- _Extracted records_:
● ● ● ● ● ● ●

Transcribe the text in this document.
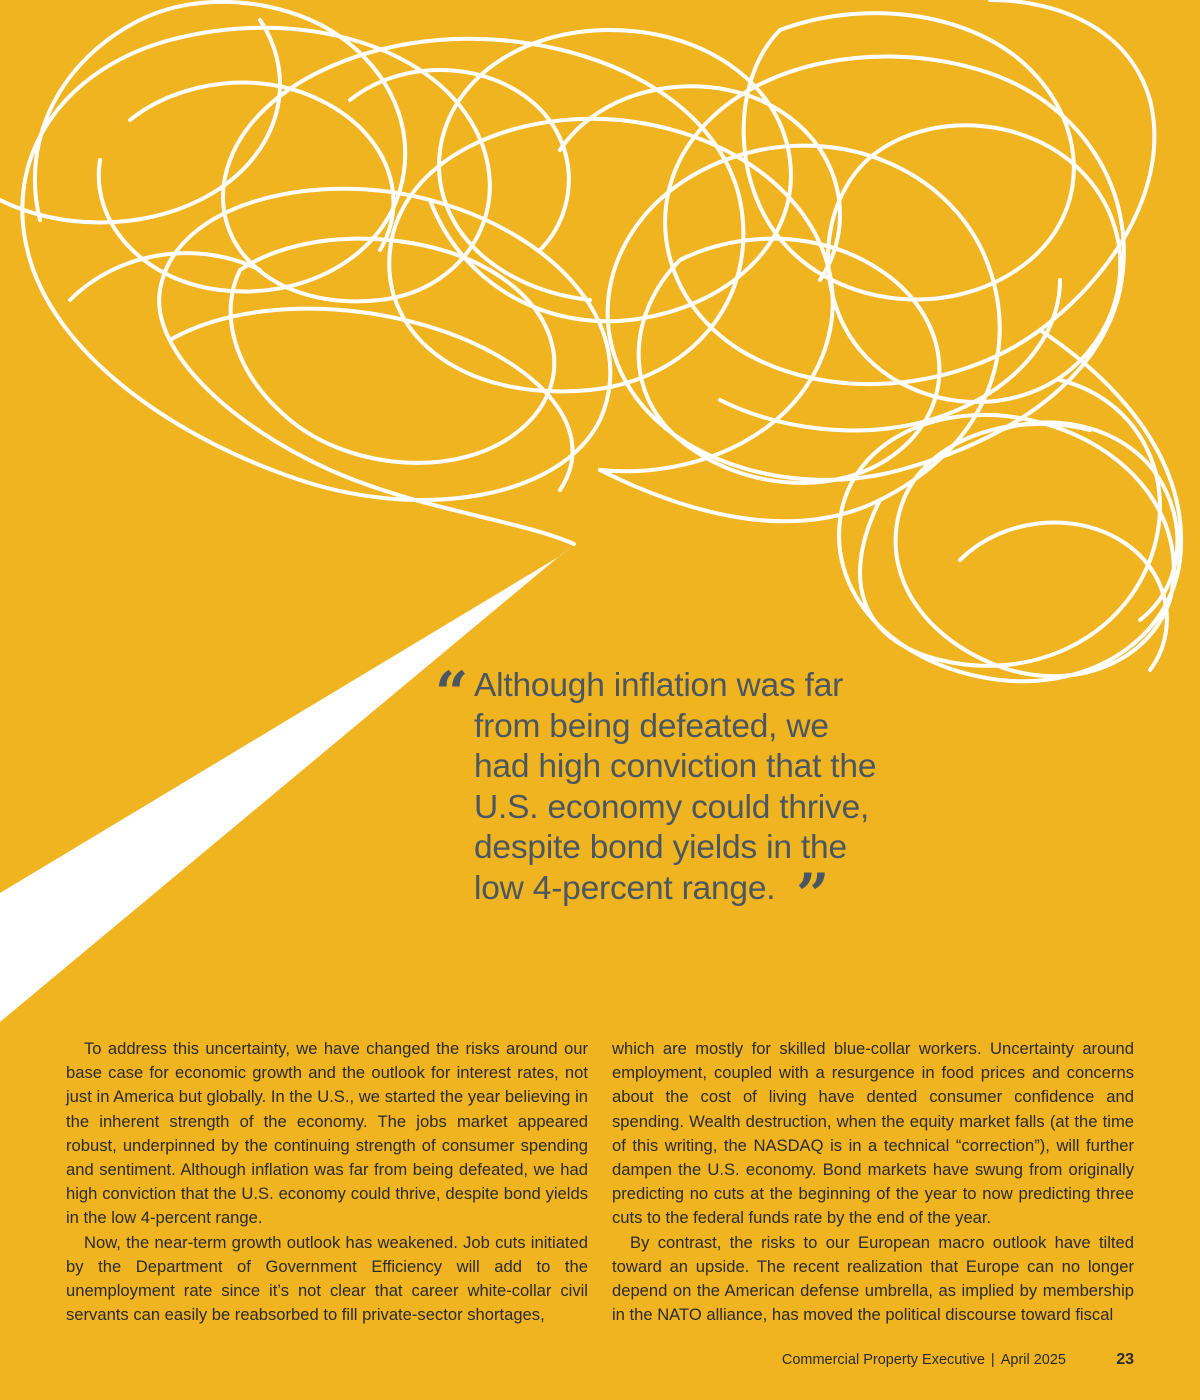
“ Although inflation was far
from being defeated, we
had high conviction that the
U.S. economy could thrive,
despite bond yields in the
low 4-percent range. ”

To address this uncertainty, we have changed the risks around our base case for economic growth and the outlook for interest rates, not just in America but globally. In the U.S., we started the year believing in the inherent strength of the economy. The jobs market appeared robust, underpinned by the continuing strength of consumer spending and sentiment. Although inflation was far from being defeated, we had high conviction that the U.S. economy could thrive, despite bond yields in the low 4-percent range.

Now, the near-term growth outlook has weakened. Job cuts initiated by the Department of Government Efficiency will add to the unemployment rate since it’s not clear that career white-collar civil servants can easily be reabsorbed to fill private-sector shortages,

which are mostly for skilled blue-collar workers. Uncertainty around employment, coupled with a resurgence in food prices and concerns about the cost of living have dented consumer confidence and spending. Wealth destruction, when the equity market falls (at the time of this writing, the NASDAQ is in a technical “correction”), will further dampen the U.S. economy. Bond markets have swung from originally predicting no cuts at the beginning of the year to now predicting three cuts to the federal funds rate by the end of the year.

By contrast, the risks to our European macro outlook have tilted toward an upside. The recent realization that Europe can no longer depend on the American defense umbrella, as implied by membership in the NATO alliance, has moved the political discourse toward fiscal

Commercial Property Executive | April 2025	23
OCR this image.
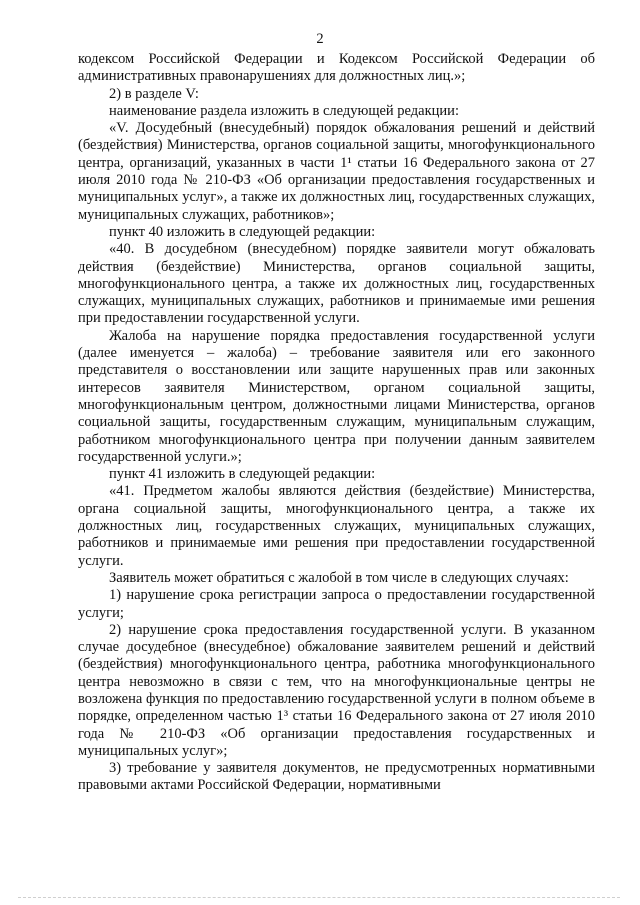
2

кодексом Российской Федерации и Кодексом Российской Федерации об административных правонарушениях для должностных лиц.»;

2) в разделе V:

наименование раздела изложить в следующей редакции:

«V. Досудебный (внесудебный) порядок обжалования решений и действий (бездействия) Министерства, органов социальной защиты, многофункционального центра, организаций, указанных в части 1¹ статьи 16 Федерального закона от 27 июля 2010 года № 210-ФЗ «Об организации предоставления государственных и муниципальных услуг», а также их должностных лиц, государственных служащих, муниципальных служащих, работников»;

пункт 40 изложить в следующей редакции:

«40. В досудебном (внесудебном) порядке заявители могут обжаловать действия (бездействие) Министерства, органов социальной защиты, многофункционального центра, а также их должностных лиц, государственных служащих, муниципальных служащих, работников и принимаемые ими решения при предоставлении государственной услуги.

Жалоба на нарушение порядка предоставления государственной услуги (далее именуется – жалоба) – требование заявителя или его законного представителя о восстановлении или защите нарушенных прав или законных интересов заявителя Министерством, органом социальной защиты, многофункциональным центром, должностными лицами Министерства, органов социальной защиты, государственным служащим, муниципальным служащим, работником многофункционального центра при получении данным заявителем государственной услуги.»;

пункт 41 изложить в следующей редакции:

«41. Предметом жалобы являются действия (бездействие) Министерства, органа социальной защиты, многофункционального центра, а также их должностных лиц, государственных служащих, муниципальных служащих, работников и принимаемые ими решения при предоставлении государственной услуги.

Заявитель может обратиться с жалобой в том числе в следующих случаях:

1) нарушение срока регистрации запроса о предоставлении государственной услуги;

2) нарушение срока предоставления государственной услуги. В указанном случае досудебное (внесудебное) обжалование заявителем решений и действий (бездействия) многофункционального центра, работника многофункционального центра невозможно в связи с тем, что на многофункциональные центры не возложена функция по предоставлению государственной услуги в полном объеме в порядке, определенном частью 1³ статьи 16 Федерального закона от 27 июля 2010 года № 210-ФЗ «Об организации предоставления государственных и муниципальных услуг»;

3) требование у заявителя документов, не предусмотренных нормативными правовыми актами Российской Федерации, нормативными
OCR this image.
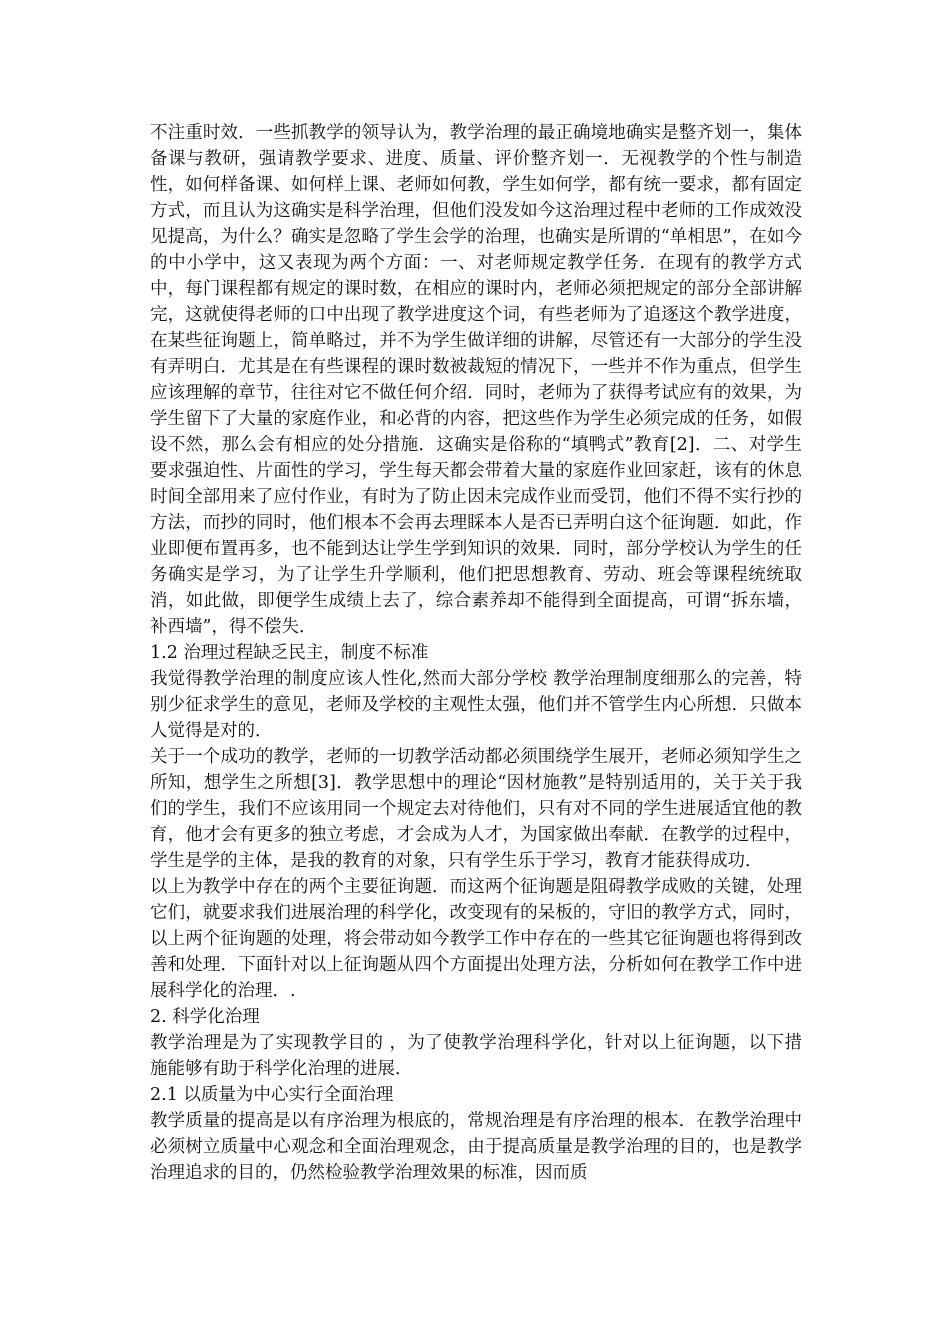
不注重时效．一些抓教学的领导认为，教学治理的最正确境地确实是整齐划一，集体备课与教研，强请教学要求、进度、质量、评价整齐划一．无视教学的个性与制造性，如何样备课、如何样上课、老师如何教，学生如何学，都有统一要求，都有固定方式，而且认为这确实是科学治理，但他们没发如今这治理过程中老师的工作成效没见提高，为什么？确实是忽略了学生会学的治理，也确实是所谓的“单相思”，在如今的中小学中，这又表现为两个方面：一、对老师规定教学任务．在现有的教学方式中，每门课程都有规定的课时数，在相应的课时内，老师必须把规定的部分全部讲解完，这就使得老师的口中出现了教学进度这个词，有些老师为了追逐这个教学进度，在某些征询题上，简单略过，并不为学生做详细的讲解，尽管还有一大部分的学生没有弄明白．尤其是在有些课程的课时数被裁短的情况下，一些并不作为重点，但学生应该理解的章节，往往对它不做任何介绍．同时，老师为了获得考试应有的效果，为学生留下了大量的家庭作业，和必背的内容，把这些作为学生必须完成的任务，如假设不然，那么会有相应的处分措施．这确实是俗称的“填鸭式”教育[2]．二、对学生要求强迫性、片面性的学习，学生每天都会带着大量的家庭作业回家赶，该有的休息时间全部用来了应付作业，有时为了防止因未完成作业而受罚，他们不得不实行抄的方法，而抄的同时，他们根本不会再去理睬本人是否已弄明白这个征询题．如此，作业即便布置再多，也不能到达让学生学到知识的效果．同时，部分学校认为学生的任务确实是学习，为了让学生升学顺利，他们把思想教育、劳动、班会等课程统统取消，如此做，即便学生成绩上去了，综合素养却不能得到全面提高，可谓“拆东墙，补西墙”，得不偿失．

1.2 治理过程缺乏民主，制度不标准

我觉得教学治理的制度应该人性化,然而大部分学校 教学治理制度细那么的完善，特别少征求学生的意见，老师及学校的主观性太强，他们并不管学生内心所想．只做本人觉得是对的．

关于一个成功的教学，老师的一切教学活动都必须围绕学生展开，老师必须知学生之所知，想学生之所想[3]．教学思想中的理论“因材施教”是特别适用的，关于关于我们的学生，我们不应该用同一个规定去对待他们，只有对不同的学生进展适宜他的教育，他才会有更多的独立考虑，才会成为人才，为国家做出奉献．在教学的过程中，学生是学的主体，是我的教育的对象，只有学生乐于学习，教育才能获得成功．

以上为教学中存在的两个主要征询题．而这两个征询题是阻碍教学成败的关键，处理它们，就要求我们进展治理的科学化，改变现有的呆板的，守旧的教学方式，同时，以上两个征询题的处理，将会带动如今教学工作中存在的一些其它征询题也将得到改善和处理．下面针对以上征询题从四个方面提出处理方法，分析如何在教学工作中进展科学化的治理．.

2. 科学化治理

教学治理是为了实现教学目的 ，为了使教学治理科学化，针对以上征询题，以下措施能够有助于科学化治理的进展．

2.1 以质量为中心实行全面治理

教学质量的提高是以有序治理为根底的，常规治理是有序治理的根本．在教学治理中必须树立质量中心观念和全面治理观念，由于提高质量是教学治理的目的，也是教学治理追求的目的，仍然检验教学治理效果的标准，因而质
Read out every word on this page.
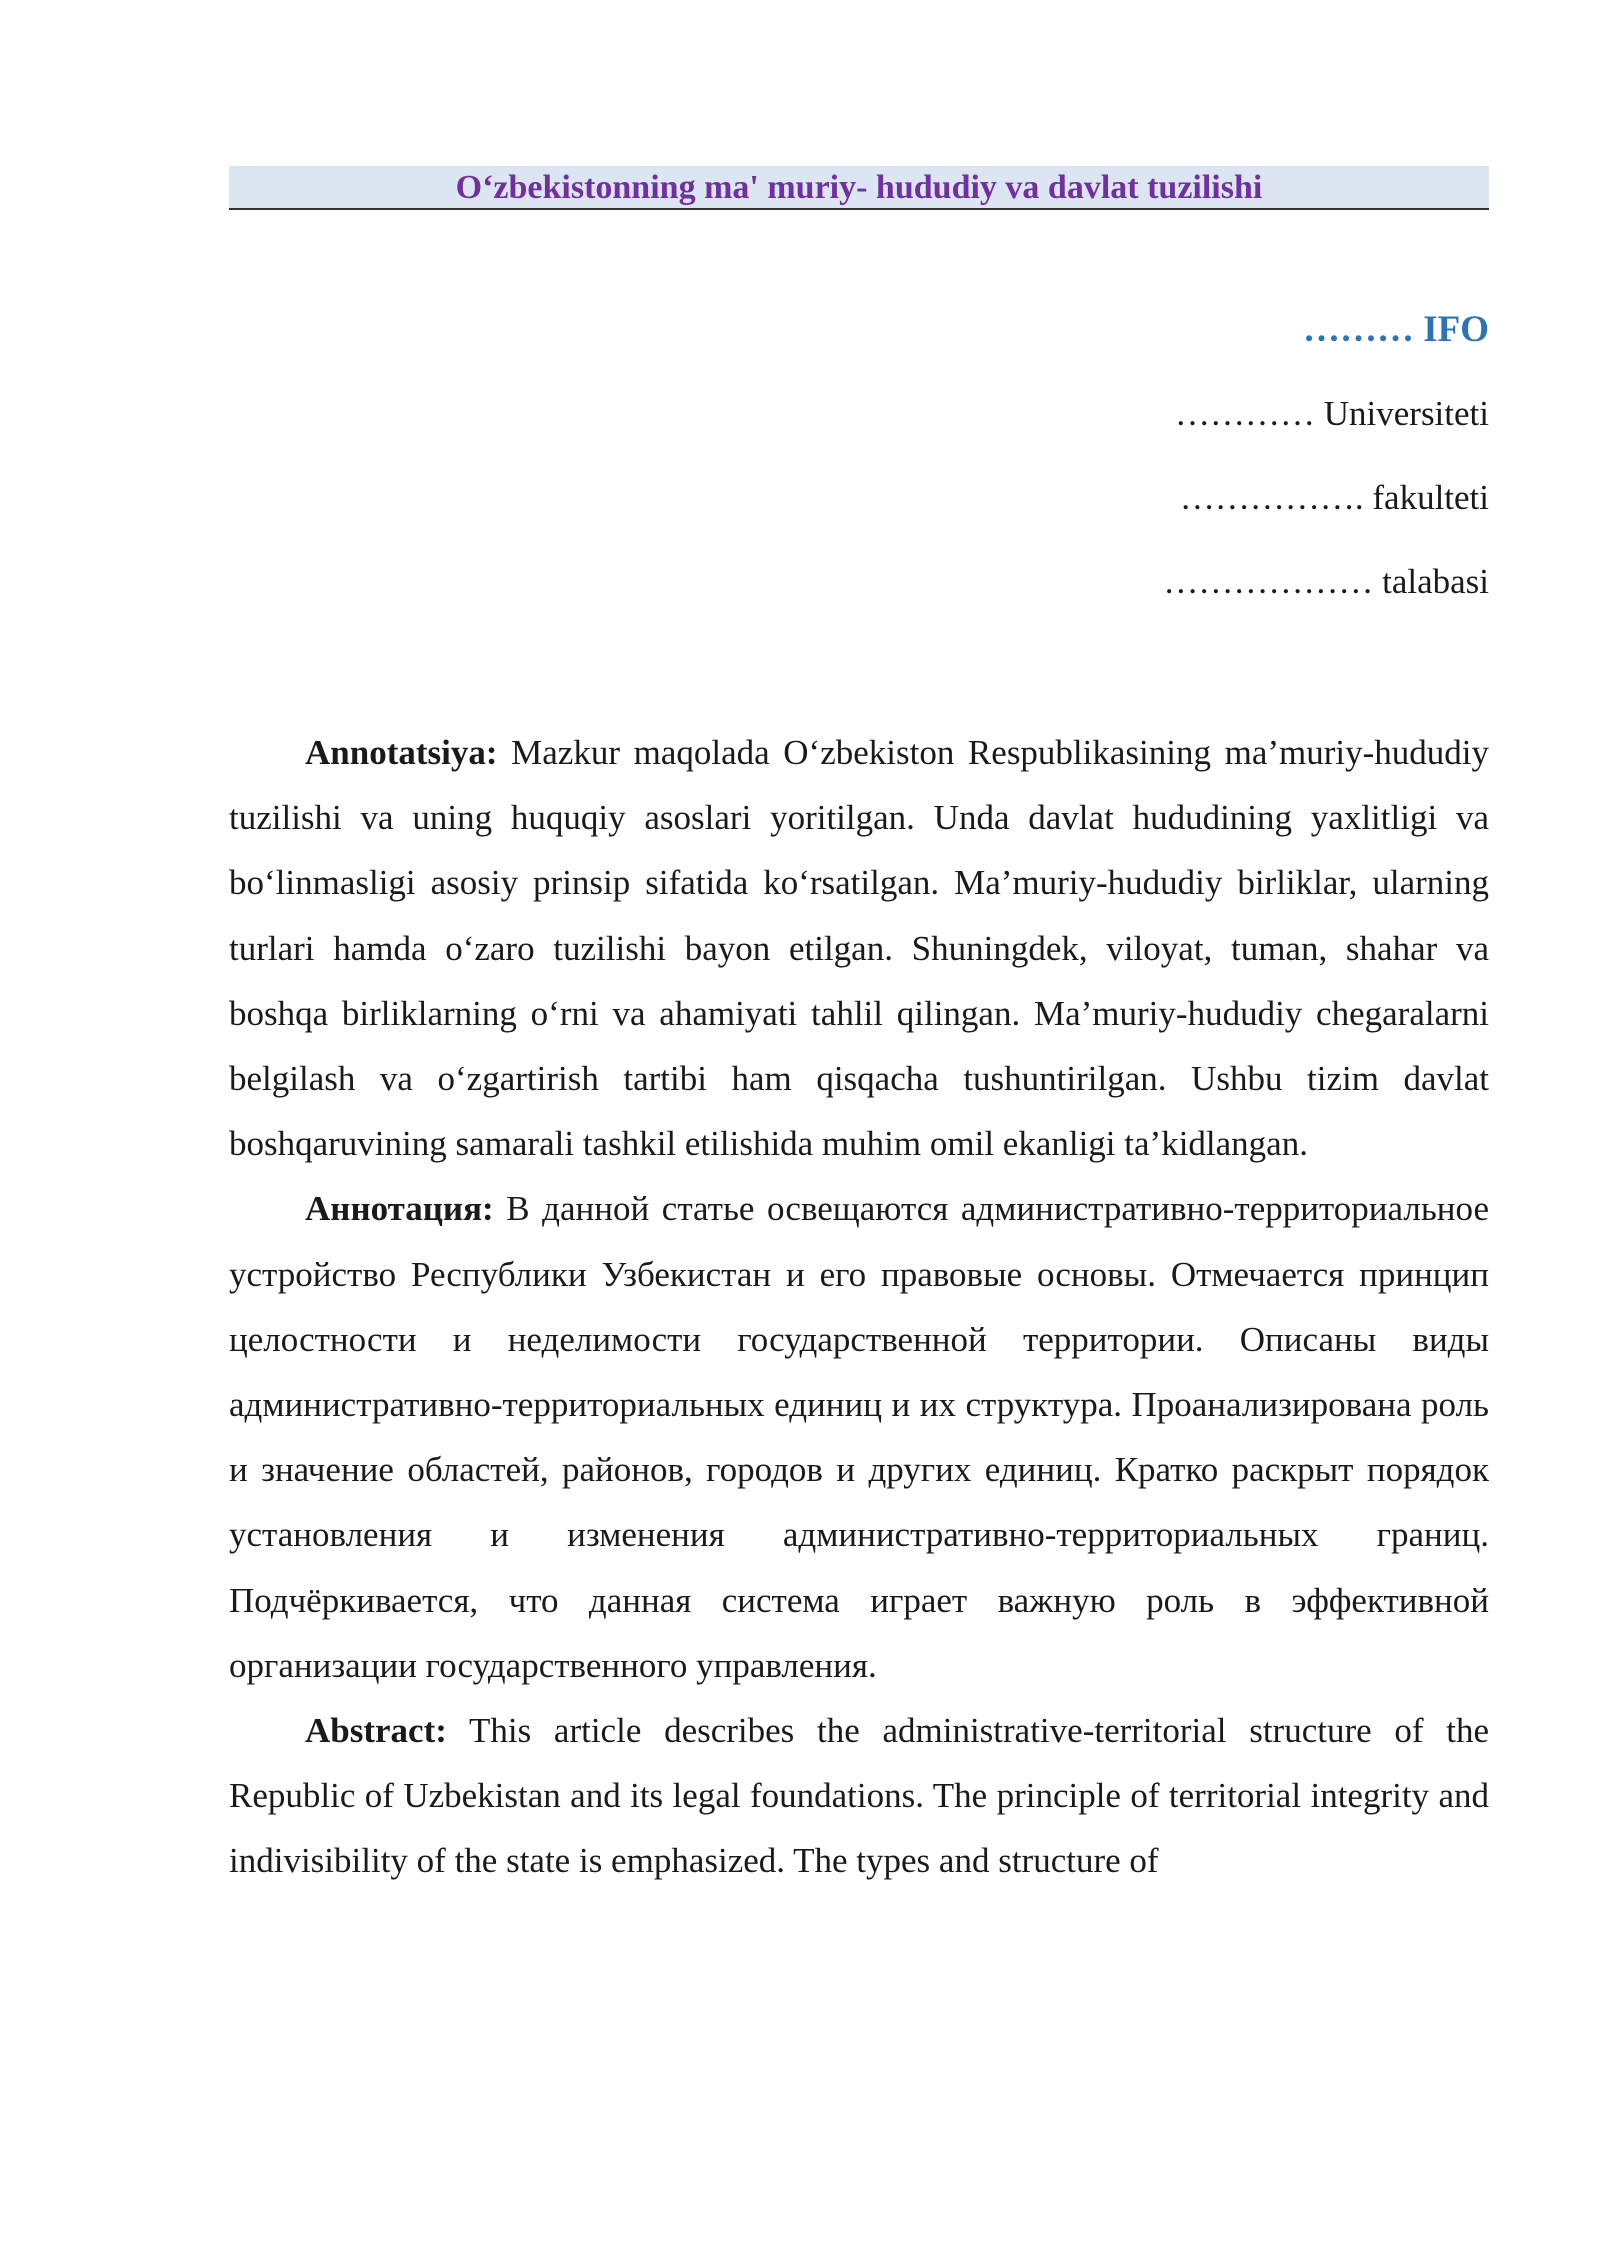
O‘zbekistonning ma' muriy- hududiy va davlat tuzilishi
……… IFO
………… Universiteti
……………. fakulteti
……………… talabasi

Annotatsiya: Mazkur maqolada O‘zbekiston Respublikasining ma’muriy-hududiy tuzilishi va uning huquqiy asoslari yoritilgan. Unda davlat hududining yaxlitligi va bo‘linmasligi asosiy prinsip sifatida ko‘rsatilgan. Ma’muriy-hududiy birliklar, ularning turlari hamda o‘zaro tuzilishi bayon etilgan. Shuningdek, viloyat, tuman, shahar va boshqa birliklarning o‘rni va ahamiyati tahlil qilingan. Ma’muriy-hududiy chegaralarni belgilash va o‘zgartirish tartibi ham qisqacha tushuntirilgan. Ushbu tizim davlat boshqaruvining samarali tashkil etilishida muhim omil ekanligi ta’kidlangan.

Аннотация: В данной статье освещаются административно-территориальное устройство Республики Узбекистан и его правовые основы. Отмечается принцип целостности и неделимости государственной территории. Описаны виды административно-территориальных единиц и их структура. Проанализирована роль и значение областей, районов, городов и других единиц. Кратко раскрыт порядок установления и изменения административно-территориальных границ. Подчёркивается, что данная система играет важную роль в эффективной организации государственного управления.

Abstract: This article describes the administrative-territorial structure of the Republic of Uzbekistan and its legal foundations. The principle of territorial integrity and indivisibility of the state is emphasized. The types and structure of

● ● ● ● ● ● ●

- _Exercise prompt_: Using the records above, select and copy every line that has the word "Российской".

- _In response_:
кодексом Российской Федерации и Кодексом Российской Федерации об административных правонарушениях для должностных лиц.»;
3) требование у заявителя документов, не предусмотренных нормативными правовыми актами Российской Федерации, нормативными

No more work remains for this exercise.